* **Aim of the exercise**
Of the lines in this material, how many contain "values"? Answer with a single number only.

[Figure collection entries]
* BEGIN *
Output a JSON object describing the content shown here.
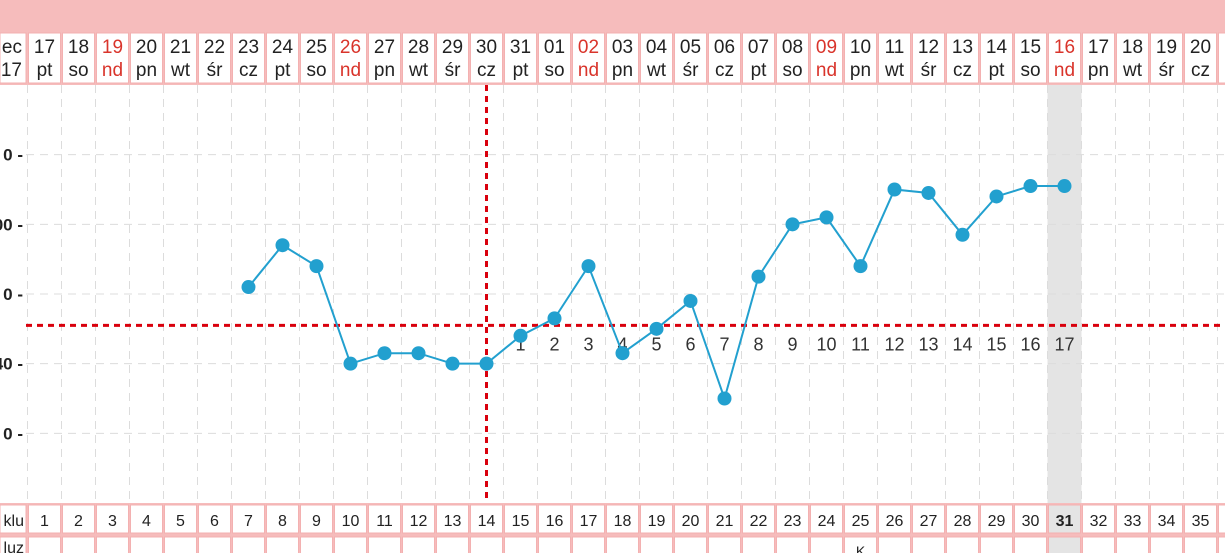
{
  "header": {
    "month_label_top": "ec",
    "month_label_bottom": "17"
  },
  "dates": [
    {
      "day": "17",
      "weekday": "pt",
      "sunday": false
    },
    {
      "day": "18",
      "weekday": "so",
      "sunday": false
    },
    {
      "day": "19",
      "weekday": "nd",
      "sunday": true
    },
    {
      "day": "20",
      "weekday": "pn",
      "sunday": false
    },
    {
      "day": "21",
      "weekday": "wt",
      "sunday": false
    },
    {
      "day": "22",
      "weekday": "śr",
      "sunday": false
    },
    {
      "day": "23",
      "weekday": "cz",
      "sunday": false
    },
    {
      "day": "24",
      "weekday": "pt",
      "sunday": false
    },
    {
      "day": "25",
      "weekday": "so",
      "sunday": false
    },
    {
      "day": "26",
      "weekday": "nd",
      "sunday": true
    },
    {
      "day": "27",
      "weekday": "pn",
      "sunday": false
    },
    {
      "day": "28",
      "weekday": "wt",
      "sunday": false
    },
    {
      "day": "29",
      "weekday": "śr",
      "sunday": false
    },
    {
      "day": "30",
      "weekday": "cz",
      "sunday": false
    },
    {
      "day": "31",
      "weekday": "pt",
      "sunday": false
    },
    {
      "day": "01",
      "weekday": "so",
      "sunday": false
    },
    {
      "day": "02",
      "weekday": "nd",
      "sunday": true
    },
    {
      "day": "03",
      "weekday": "pn",
      "sunday": false
    },
    {
      "day": "04",
      "weekday": "wt",
      "sunday": false
    },
    {
      "day": "05",
      "weekday": "śr",
      "sunday": false
    },
    {
      "day": "06",
      "weekday": "cz",
      "sunday": false
    },
    {
      "day": "07",
      "weekday": "pt",
      "sunday": false
    },
    {
      "day": "08",
      "weekday": "so",
      "sunday": false
    },
    {
      "day": "09",
      "weekday": "nd",
      "sunday": true
    },
    {
      "day": "10",
      "weekday": "pn",
      "sunday": false
    },
    {
      "day": "11",
      "weekday": "wt",
      "sunday": false
    },
    {
      "day": "12",
      "weekday": "śr",
      "sunday": false
    },
    {
      "day": "13",
      "weekday": "cz",
      "sunday": false
    },
    {
      "day": "14",
      "weekday": "pt",
      "sunday": false
    },
    {
      "day": "15",
      "weekday": "so",
      "sunday": false
    },
    {
      "day": "16",
      "weekday": "nd",
      "sunday": true
    },
    {
      "day": "17",
      "weekday": "pn",
      "sunday": false
    },
    {
      "day": "18",
      "weekday": "wt",
      "sunday": false
    },
    {
      "day": "19",
      "weekday": "śr",
      "sunday": false
    },
    {
      "day": "20",
      "weekday": "cz",
      "sunday": false
    }
  ],
  "cycle_row": {
    "label": "klu",
    "days": [
      "1",
      "2",
      "3",
      "4",
      "5",
      "6",
      "7",
      "8",
      "9",
      "10",
      "11",
      "12",
      "13",
      "14",
      "15",
      "16",
      "17",
      "18",
      "19",
      "20",
      "21",
      "22",
      "23",
      "24",
      "25",
      "26",
      "27",
      "28",
      "29",
      "30",
      "31",
      "32",
      "33",
      "34",
      "35"
    ]
  },
  "second_row": {
    "label": "luz",
    "mark_text": "K"
  },
  "y_tick_labels": [
    "0 -",
    "00 -",
    "0 -",
    "40 -",
    "0 -"
  ],
  "highlight_day_index": 30,
  "colors": {
    "band": "#f6bcbc",
    "cell_border": "#f3b1b1",
    "sunday_text": "#d9342b",
    "normal_text": "#222222",
    "series": "#22a0cf",
    "coverline": "#d9000d",
    "highlight": "#e4e4e4"
  },
  "chart_data": {
    "type": "line",
    "x": [
      7,
      8,
      9,
      10,
      11,
      12,
      13,
      14,
      15,
      16,
      17,
      18,
      19,
      20,
      21,
      22,
      23,
      24,
      25,
      26,
      27,
      28,
      29,
      30,
      31
    ],
    "series": [
      {
        "values": [
          36.62,
          36.74,
          36.68,
          36.4,
          36.43,
          36.43,
          36.4,
          36.4,
          36.48,
          36.53,
          36.68,
          36.43,
          36.5,
          36.58,
          36.3,
          36.65,
          36.8,
          36.82,
          36.68,
          36.9,
          36.89,
          36.77,
          36.88,
          36.91,
          36.91
        ]
      }
    ],
    "coverline_y": 36.51,
    "ovulation_day": 14,
    "luteal_labels": [
      {
        "day": 15,
        "text": "1"
      },
      {
        "day": 16,
        "text": "2"
      },
      {
        "day": 17,
        "text": "3"
      },
      {
        "day": 18,
        "text": "4"
      },
      {
        "day": 19,
        "text": "5"
      },
      {
        "day": 20,
        "text": "6"
      },
      {
        "day": 21,
        "text": "7"
      },
      {
        "day": 22,
        "text": "8"
      },
      {
        "day": 23,
        "text": "9"
      },
      {
        "day": 24,
        "text": "10"
      },
      {
        "day": 25,
        "text": "11"
      },
      {
        "day": 26,
        "text": "12"
      },
      {
        "day": 27,
        "text": "13"
      },
      {
        "day": 28,
        "text": "14"
      },
      {
        "day": 29,
        "text": "15"
      },
      {
        "day": 30,
        "text": "16"
      },
      {
        "day": 31,
        "text": "17"
      }
    ],
    "ylim": [
      36.0,
      37.2
    ],
    "grid": true
  }
}
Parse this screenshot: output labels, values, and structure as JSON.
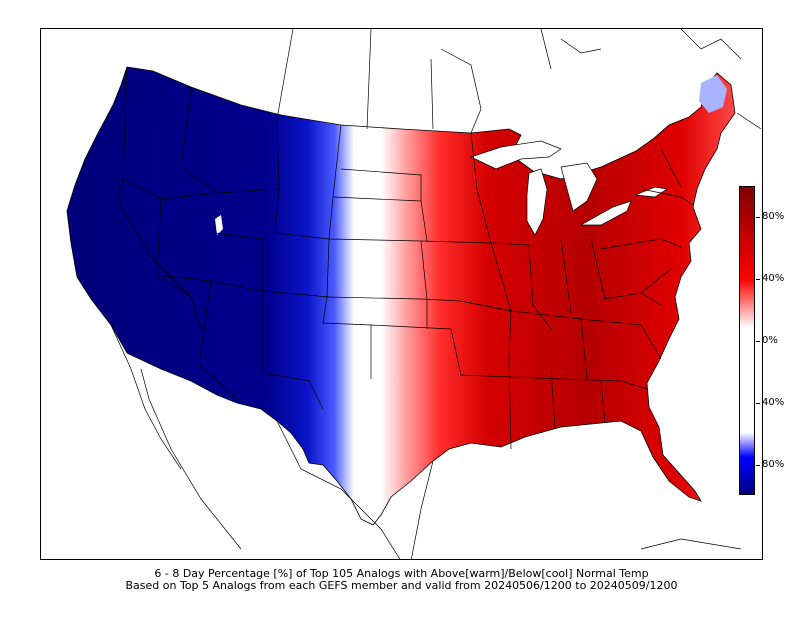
* END *
* **Result for this task**
2